Without including any pictures, write out all the entries exactly.
## start Excerpted data
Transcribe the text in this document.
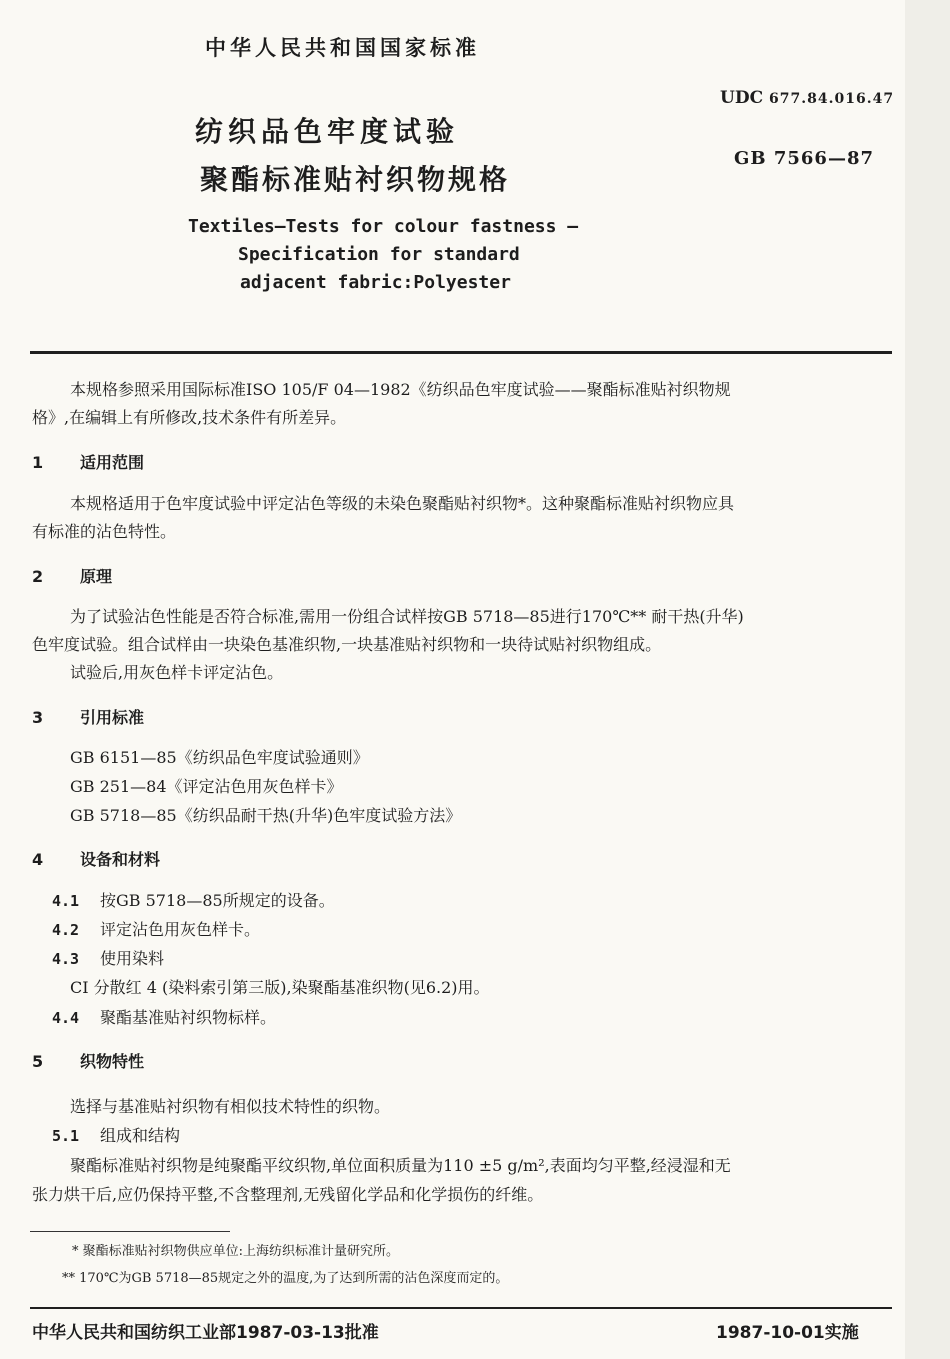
中华人民共和国国家标准
UDC 677.84.016.47
GB 7566—87
纺织品色牢度试验
聚酯标准贴衬织物规格
Textiles—Tests for colour fastness —
Specification for standard
adjacent fabric:Polyester
本规格参照采用国际标准ISO 105/F 04—1982《纺织品色牢度试验——聚酯标准贴衬织物规
格》,在编辑上有所修改,技术条件有所差异。
1 适用范围
本规格适用于色牢度试验中评定沾色等级的未染色聚酯贴衬织物*。这种聚酯标准贴衬织物应具
有标准的沾色特性。
2 原理
为了试验沾色性能是否符合标准,需用一份组合试样按GB 5718—85进行170℃** 耐干热(升华)
色牢度试验。组合试样由一块染色基准织物,一块基准贴衬织物和一块待试贴衬织物组成。
试验后,用灰色样卡评定沾色。
3 引用标准
GB 6151—85《纺织品色牢度试验通则》
GB 251—84《评定沾色用灰色样卡》
GB 5718—85《纺织品耐干热(升华)色牢度试验方法》
4 设备和材料
4.1 按GB 5718—85所规定的设备。
4.2 评定沾色用灰色样卡。
4.3 使用染料
CI 分散红 4 (染料索引第三版),染聚酯基准织物(见6.2)用。
4.4 聚酯基准贴衬织物标样。
5 织物特性
选择与基准贴衬织物有相似技术特性的织物。
5.1 组成和结构
聚酯标准贴衬织物是纯聚酯平纹织物,单位面积质量为110 ±5 g/m²,表面均匀平整,经浸湿和无
张力烘干后,应仍保持平整,不含整理剂,无残留化学品和化学损伤的纤维。
* 聚酯标准贴衬织物供应单位:上海纺织标准计量研究所。
** 170℃为GB 5718—85规定之外的温度,为了达到所需的沾色深度而定的。
中华人民共和国纺织工业部1987-03-13批准	1987-10-01实施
## end Excerpted data
* **Written response**
Transcribe the text in this document.
中华人民共和国国家标准
UDC 677.84.016.47
GB 7566—87
纺织品色牢度试验
聚酯标准贴衬织物规格
Textiles—Tests for colour fastness —
Specification for standard
adjacent fabric:Polyester
本规格参照采用国际标准ISO 105/F 04—1982《纺织品色牢度试验——聚酯标准贴衬织物规
格》,在编辑上有所修改,技术条件有所差异。
1 适用范围
本规格适用于色牢度试验中评定沾色等级的未染色聚酯贴衬织物*。这种聚酯标准贴衬织物应具
有标准的沾色特性。
2 原理
为了试验沾色性能是否符合标准,需用一份组合试样按GB 5718—85进行170℃** 耐干热(升华)
色牢度试验。组合试样由一块染色基准织物,一块基准贴衬织物和一块待试贴衬织物组成。
试验后,用灰色样卡评定沾色。
3 引用标准
GB 6151—85《纺织品色牢度试验通则》
GB 251—84《评定沾色用灰色样卡》
GB 5718—85《纺织品耐干热(升华)色牢度试验方法》
4 设备和材料
4.1 按GB 5718—85所规定的设备。
4.2 评定沾色用灰色样卡。
4.3 使用染料
CI 分散红 4 (染料索引第三版),染聚酯基准织物(见6.2)用。
4.4 聚酯基准贴衬织物标样。
5 织物特性
选择与基准贴衬织物有相似技术特性的织物。
5.1 组成和结构
聚酯标准贴衬织物是纯聚酯平纹织物,单位面积质量为110 ±5 g/m²,表面均匀平整,经浸湿和无
张力烘干后,应仍保持平整,不含整理剂,无残留化学品和化学损伤的纤维。
* 聚酯标准贴衬织物供应单位:上海纺织标准计量研究所。
** 170℃为GB 5718—85规定之外的温度,为了达到所需的沾色深度而定的。
中华人民共和国纺织工业部1987-03-13批准	1987-10-01实施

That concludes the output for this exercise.